**WHAT IS NEEDED**
Extract the entries in their exact form.

**DATASET CONTENT**
================================

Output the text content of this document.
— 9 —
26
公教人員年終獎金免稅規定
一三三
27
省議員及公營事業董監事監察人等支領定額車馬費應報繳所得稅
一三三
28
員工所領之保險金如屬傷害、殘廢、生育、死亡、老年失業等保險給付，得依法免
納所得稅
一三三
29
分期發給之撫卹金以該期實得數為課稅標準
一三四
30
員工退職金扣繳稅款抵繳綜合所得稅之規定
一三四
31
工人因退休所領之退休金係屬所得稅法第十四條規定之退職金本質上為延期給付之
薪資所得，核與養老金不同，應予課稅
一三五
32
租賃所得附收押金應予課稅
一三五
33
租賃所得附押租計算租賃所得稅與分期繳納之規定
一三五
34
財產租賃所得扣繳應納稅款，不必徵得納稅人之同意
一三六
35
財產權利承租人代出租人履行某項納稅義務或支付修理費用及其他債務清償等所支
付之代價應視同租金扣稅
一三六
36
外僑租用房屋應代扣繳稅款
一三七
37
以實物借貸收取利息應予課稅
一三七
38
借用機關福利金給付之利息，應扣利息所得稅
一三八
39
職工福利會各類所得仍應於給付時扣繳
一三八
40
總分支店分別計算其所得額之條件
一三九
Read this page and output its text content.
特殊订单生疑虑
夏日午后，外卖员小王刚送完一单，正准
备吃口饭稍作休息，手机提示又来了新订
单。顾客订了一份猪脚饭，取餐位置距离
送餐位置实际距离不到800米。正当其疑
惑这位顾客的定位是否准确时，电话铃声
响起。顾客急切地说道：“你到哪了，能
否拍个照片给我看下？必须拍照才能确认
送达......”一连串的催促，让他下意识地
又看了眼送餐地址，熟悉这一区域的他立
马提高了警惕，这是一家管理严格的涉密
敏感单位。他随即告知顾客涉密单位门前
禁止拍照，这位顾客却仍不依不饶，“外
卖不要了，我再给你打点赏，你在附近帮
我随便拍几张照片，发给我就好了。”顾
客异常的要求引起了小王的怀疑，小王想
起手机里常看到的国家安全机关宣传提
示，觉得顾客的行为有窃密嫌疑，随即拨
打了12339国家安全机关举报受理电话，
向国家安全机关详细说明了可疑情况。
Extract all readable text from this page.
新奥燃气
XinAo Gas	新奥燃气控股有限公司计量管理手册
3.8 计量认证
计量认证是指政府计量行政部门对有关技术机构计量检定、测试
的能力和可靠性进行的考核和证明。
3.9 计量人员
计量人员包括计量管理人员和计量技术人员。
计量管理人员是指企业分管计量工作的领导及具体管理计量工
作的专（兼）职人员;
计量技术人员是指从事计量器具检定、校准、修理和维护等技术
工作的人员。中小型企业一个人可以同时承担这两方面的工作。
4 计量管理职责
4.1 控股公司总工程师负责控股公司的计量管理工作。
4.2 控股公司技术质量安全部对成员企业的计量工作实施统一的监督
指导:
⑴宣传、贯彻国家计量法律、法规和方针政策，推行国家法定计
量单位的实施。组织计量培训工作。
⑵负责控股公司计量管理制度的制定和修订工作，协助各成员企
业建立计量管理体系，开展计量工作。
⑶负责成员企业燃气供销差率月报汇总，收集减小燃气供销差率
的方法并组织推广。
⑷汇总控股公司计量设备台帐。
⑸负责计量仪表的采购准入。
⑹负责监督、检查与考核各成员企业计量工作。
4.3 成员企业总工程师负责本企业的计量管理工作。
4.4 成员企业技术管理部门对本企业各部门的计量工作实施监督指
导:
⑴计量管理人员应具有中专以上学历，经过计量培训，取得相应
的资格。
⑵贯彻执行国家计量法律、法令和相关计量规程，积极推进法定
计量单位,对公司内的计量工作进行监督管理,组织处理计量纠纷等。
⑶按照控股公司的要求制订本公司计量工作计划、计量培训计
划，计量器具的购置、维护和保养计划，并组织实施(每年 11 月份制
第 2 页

================================

**REPLY TO THE TASK**
Output the text content of this document.
— 9 —
26
公教人員年終獎金免稅規定
一三三
27
省議員及公營事業董監事監察人等支領定額車馬費應報繳所得稅
一三三
28
員工所領之保險金如屬傷害、殘廢、生育、死亡、老年失業等保險給付，得依法免
納所得稅
一三三
29
分期發給之撫卹金以該期實得數為課稅標準
一三四
30
員工退職金扣繳稅款抵繳綜合所得稅之規定
一三四
31
工人因退休所領之退休金係屬所得稅法第十四條規定之退職金本質上為延期給付之
薪資所得，核與養老金不同，應予課稅
一三五
32
租賃所得附收押金應予課稅
一三五
33
租賃所得附押租計算租賃所得稅與分期繳納之規定
一三五
34
財產租賃所得扣繳應納稅款，不必徵得納稅人之同意
一三六
35
財產權利承租人代出租人履行某項納稅義務或支付修理費用及其他債務清償等所支
付之代價應視同租金扣稅
一三六
36
外僑租用房屋應代扣繳稅款
一三七
37
以實物借貸收取利息應予課稅
一三七
38
借用機關福利金給付之利息，應扣利息所得稅
一三八
39
職工福利會各類所得仍應於給付時扣繳
一三八
40
總分支店分別計算其所得額之條件
一三九
Read this page and output its text content.
特殊订单生疑虑
夏日午后，外卖员小王刚送完一单，正准
备吃口饭稍作休息，手机提示又来了新订
单。顾客订了一份猪脚饭，取餐位置距离
送餐位置实际距离不到800米。正当其疑
惑这位顾客的定位是否准确时，电话铃声
响起。顾客急切地说道：“你到哪了，能
否拍个照片给我看下？必须拍照才能确认
送达......”一连串的催促，让他下意识地
又看了眼送餐地址，熟悉这一区域的他立
马提高了警惕，这是一家管理严格的涉密
敏感单位。他随即告知顾客涉密单位门前
禁止拍照，这位顾客却仍不依不饶，“外
卖不要了，我再给你打点赏，你在附近帮
我随便拍几张照片，发给我就好了。”顾
客异常的要求引起了小王的怀疑，小王想
起手机里常看到的国家安全机关宣传提
示，觉得顾客的行为有窃密嫌疑，随即拨
打了12339国家安全机关举报受理电话，
向国家安全机关详细说明了可疑情况。
Extract all readable text from this page.
新奥燃气
XinAo Gas	新奥燃气控股有限公司计量管理手册
3.8 计量认证
计量认证是指政府计量行政部门对有关技术机构计量检定、测试
的能力和可靠性进行的考核和证明。
3.9 计量人员
计量人员包括计量管理人员和计量技术人员。
计量管理人员是指企业分管计量工作的领导及具体管理计量工
作的专（兼）职人员;
计量技术人员是指从事计量器具检定、校准、修理和维护等技术
工作的人员。中小型企业一个人可以同时承担这两方面的工作。
4 计量管理职责
4.1 控股公司总工程师负责控股公司的计量管理工作。
4.2 控股公司技术质量安全部对成员企业的计量工作实施统一的监督
指导:
⑴宣传、贯彻国家计量法律、法规和方针政策，推行国家法定计
量单位的实施。组织计量培训工作。
⑵负责控股公司计量管理制度的制定和修订工作，协助各成员企
业建立计量管理体系，开展计量工作。
⑶负责成员企业燃气供销差率月报汇总，收集减小燃气供销差率
的方法并组织推广。
⑷汇总控股公司计量设备台帐。
⑸负责计量仪表的采购准入。
⑹负责监督、检查与考核各成员企业计量工作。
4.3 成员企业总工程师负责本企业的计量管理工作。
4.4 成员企业技术管理部门对本企业各部门的计量工作实施监督指
导:
⑴计量管理人员应具有中专以上学历，经过计量培训，取得相应
的资格。
⑵贯彻执行国家计量法律、法令和相关计量规程，积极推进法定
计量单位,对公司内的计量工作进行监督管理,组织处理计量纠纷等。
⑶按照控股公司的要求制订本公司计量工作计划、计量培训计
划，计量器具的购置、维护和保养计划，并组织实施(每年 11 月份制
第 2 页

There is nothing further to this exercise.